BEGIN Supplied records

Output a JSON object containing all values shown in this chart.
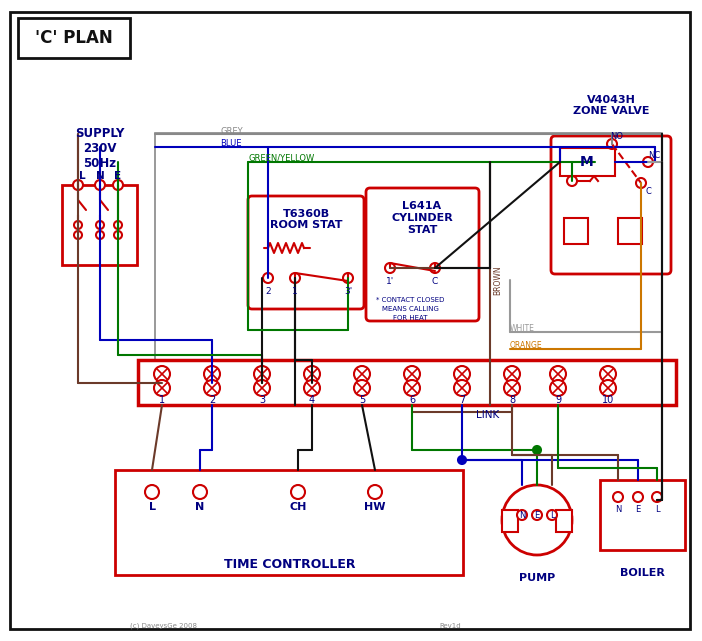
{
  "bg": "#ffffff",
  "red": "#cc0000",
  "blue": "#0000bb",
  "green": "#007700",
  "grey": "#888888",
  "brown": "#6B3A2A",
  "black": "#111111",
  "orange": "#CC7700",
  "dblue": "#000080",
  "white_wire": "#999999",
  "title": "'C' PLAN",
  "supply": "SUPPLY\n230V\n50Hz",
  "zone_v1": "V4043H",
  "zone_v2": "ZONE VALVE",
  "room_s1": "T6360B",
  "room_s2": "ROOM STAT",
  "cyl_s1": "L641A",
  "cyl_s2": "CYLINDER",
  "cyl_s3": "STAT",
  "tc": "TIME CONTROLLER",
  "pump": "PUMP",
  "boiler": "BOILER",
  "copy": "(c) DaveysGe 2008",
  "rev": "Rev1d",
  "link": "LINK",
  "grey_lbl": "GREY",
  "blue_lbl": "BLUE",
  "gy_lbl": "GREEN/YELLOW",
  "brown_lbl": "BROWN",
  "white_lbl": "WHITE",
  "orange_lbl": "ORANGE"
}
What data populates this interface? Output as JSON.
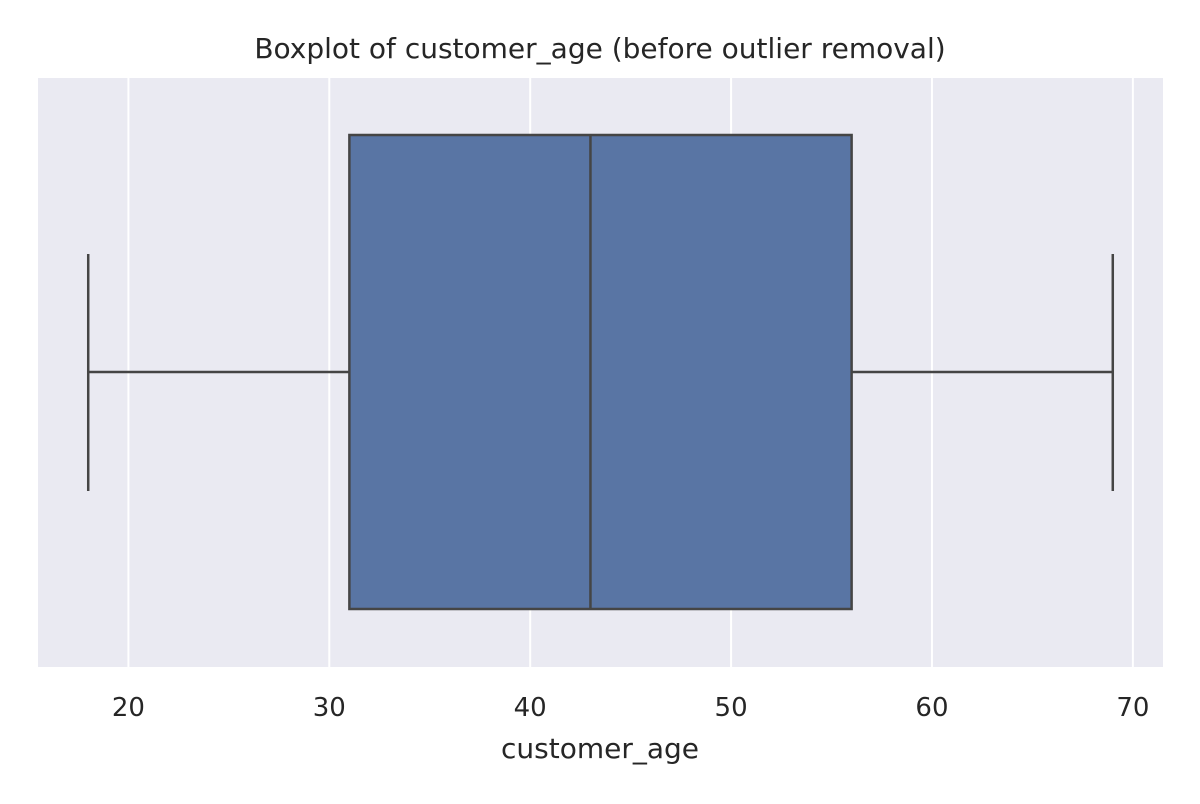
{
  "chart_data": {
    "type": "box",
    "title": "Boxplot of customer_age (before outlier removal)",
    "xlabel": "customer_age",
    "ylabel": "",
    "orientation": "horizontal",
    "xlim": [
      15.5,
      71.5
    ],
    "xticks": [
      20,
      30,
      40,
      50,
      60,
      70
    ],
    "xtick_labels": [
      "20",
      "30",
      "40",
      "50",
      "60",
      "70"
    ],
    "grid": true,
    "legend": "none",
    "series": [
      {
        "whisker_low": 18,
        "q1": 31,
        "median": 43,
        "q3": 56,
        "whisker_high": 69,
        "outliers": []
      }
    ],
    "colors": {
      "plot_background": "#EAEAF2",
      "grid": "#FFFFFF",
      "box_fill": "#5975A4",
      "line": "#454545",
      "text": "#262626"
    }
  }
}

END Supplied records

Beginning with the line that contains "What data populates", repeat every remaining line of the data exactly, the last line included, and omit pictures.

→ Solution
What data populates this interface? Output as JSON.
{
  "chart_data": {
    "type": "box",
    "title": "Boxplot of customer_age (before outlier removal)",
    "xlabel": "customer_age",
    "ylabel": "",
    "orientation": "horizontal",
    "xlim": [
      15.5,
      71.5
    ],
    "xticks": [
      20,
      30,
      40,
      50,
      60,
      70
    ],
    "xtick_labels": [
      "20",
      "30",
      "40",
      "50",
      "60",
      "70"
    ],
    "grid": true,
    "legend": "none",
    "series": [
      {
        "whisker_low": 18,
        "q1": 31,
        "median": 43,
        "q3": 56,
        "whisker_high": 69,
        "outliers": []
      }
    ],
    "colors": {
      "plot_background": "#EAEAF2",
      "grid": "#FFFFFF",
      "box_fill": "#5975A4",
      "line": "#454545",
      "text": "#262626"
    }
  }
}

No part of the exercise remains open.